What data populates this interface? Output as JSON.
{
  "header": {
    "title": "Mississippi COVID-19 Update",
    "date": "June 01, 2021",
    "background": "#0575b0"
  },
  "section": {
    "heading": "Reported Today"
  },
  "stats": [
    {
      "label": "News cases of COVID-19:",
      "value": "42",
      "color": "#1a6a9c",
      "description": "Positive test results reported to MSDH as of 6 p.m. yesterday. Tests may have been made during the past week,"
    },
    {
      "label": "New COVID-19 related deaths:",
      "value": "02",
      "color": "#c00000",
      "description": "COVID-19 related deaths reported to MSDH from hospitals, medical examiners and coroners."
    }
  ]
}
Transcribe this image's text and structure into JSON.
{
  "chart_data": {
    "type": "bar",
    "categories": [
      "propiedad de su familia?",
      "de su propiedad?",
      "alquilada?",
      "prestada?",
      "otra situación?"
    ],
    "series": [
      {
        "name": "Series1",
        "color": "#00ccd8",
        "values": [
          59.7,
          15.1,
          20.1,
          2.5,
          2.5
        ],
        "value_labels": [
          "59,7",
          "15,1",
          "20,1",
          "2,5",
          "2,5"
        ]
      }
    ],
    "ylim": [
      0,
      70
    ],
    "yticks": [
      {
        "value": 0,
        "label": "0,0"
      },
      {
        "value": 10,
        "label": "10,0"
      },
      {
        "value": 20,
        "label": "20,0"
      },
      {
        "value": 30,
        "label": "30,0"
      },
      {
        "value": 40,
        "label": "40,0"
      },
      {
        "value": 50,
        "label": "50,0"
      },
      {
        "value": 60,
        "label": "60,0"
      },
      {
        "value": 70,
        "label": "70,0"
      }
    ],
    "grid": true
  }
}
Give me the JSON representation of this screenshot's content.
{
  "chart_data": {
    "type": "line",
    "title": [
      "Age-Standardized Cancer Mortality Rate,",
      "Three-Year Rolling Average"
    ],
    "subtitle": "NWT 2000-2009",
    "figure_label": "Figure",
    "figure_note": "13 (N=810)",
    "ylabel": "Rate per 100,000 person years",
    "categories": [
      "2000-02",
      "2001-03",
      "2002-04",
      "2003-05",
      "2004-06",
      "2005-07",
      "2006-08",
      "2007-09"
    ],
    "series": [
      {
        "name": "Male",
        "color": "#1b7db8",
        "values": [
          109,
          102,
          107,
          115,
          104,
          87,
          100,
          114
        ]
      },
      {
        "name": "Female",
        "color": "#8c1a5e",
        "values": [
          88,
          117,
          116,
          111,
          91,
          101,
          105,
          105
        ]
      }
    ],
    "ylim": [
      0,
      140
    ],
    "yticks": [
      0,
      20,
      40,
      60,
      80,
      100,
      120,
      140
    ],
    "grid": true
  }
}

---*---

== EXERCISE DESCRIPTION ==
Your task is to output all of the data above word for word.

== EXERCISE SOLUTION ==
What data populates this interface? Output as JSON.
{
  "header": {
    "title": "Mississippi COVID-19 Update",
    "date": "June 01, 2021",
    "background": "#0575b0"
  },
  "section": {
    "heading": "Reported Today"
  },
  "stats": [
    {
      "label": "News cases of COVID-19:",
      "value": "42",
      "color": "#1a6a9c",
      "description": "Positive test results reported to MSDH as of 6 p.m. yesterday. Tests may have been made during the past week,"
    },
    {
      "label": "New COVID-19 related deaths:",
      "value": "02",
      "color": "#c00000",
      "description": "COVID-19 related deaths reported to MSDH from hospitals, medical examiners and coroners."
    }
  ]
}
Transcribe this image's text and structure into JSON.
{
  "chart_data": {
    "type": "bar",
    "categories": [
      "propiedad de su familia?",
      "de su propiedad?",
      "alquilada?",
      "prestada?",
      "otra situación?"
    ],
    "series": [
      {
        "name": "Series1",
        "color": "#00ccd8",
        "values": [
          59.7,
          15.1,
          20.1,
          2.5,
          2.5
        ],
        "value_labels": [
          "59,7",
          "15,1",
          "20,1",
          "2,5",
          "2,5"
        ]
      }
    ],
    "ylim": [
      0,
      70
    ],
    "yticks": [
      {
        "value": 0,
        "label": "0,0"
      },
      {
        "value": 10,
        "label": "10,0"
      },
      {
        "value": 20,
        "label": "20,0"
      },
      {
        "value": 30,
        "label": "30,0"
      },
      {
        "value": 40,
        "label": "40,0"
      },
      {
        "value": 50,
        "label": "50,0"
      },
      {
        "value": 60,
        "label": "60,0"
      },
      {
        "value": 70,
        "label": "70,0"
      }
    ],
    "grid": true
  }
}
Give me the JSON representation of this screenshot's content.
{
  "chart_data": {
    "type": "line",
    "title": [
      "Age-Standardized Cancer Mortality Rate,",
      "Three-Year Rolling Average"
    ],
    "subtitle": "NWT 2000-2009",
    "figure_label": "Figure",
    "figure_note": "13 (N=810)",
    "ylabel": "Rate per 100,000 person years",
    "categories": [
      "2000-02",
      "2001-03",
      "2002-04",
      "2003-05",
      "2004-06",
      "2005-07",
      "2006-08",
      "2007-09"
    ],
    "series": [
      {
        "name": "Male",
        "color": "#1b7db8",
        "values": [
          109,
          102,
          107,
          115,
          104,
          87,
          100,
          114
        ]
      },
      {
        "name": "Female",
        "color": "#8c1a5e",
        "values": [
          88,
          117,
          116,
          111,
          91,
          101,
          105,
          105
        ]
      }
    ],
    "ylim": [
      0,
      140
    ],
    "yticks": [
      0,
      20,
      40,
      60,
      80,
      100,
      120,
      140
    ],
    "grid": true
  }
}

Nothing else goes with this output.